• **SHORT EXERCISE**: In the records that follow, locate every line with "here" and extract it.

• **INFORMATION SUPPLIED**:
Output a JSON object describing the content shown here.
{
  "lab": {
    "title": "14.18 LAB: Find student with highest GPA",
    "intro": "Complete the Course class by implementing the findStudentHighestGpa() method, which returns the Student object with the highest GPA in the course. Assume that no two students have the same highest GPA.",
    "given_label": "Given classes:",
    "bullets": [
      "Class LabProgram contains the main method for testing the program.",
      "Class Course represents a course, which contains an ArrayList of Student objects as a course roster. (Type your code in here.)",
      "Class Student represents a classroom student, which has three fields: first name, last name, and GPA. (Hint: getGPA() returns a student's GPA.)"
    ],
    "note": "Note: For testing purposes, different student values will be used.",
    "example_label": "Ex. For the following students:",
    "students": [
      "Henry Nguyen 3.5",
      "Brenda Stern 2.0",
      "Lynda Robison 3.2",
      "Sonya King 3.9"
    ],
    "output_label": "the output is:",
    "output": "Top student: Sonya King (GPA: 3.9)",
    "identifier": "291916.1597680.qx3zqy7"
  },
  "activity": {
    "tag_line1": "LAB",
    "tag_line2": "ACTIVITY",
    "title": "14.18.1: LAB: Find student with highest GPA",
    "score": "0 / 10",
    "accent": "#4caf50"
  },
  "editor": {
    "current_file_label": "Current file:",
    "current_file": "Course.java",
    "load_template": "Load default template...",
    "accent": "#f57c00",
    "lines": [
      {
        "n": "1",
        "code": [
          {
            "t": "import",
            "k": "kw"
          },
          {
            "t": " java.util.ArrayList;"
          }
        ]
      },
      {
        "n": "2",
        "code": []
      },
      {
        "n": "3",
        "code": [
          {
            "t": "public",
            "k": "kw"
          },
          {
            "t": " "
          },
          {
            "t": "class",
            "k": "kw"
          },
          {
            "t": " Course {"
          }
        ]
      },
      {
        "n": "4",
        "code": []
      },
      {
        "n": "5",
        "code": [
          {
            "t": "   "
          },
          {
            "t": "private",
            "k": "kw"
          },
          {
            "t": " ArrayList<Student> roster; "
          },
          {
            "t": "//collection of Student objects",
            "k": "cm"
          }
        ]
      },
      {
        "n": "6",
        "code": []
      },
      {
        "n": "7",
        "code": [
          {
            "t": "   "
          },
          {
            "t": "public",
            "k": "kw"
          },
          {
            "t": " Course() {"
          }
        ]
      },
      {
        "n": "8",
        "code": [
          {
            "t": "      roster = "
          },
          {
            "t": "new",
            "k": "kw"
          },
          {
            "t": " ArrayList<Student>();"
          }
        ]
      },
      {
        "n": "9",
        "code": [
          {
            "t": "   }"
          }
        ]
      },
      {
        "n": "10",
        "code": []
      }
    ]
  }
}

• **SOLUTION TO THE EXERCISE**:
Output a JSON object describing the content shown here.
      "Class Course represents a course, which contains an ArrayList of Student objects as a course roster. (Type your code in here.)",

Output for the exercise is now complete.